◆ **Data excerpts**:
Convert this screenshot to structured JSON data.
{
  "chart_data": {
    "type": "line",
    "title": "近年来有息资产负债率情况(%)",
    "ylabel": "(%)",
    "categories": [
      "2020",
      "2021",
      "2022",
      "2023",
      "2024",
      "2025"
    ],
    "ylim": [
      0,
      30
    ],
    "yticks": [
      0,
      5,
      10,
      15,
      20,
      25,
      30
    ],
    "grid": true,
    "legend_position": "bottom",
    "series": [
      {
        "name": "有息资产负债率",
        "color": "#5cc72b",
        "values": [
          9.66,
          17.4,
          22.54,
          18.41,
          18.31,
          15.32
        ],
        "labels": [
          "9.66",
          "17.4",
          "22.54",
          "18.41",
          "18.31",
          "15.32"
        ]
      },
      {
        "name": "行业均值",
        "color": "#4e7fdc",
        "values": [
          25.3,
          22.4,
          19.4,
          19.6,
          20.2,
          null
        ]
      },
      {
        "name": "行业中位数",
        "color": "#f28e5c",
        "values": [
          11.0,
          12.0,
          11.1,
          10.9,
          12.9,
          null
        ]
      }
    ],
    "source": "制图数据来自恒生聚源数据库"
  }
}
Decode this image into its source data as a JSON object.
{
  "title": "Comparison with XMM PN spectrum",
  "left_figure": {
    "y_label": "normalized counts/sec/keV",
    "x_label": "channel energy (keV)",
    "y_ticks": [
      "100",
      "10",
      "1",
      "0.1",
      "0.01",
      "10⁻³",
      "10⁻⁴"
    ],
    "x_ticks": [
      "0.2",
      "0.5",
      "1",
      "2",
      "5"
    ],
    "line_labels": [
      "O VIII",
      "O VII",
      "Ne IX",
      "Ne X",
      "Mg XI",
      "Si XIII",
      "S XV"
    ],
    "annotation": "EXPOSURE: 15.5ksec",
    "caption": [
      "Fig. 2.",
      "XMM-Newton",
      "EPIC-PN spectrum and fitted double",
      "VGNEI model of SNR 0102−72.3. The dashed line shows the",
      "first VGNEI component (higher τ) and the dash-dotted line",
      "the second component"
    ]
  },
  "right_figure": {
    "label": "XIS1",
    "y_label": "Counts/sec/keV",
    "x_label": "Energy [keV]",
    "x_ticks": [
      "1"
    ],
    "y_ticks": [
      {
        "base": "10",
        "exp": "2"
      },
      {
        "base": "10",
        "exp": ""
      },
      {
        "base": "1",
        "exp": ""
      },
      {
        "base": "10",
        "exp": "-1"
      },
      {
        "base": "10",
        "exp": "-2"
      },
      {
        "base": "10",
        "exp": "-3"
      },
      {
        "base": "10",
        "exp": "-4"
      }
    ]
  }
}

◆ **The exercise**:
Return each line of the listing that holds the string "VGNEI".

◆ **Task output**:
      "VGNEI model of SNR 0102−72.3. The dashed line shows the",
      "first VGNEI component (higher τ) and the dash-dotted line",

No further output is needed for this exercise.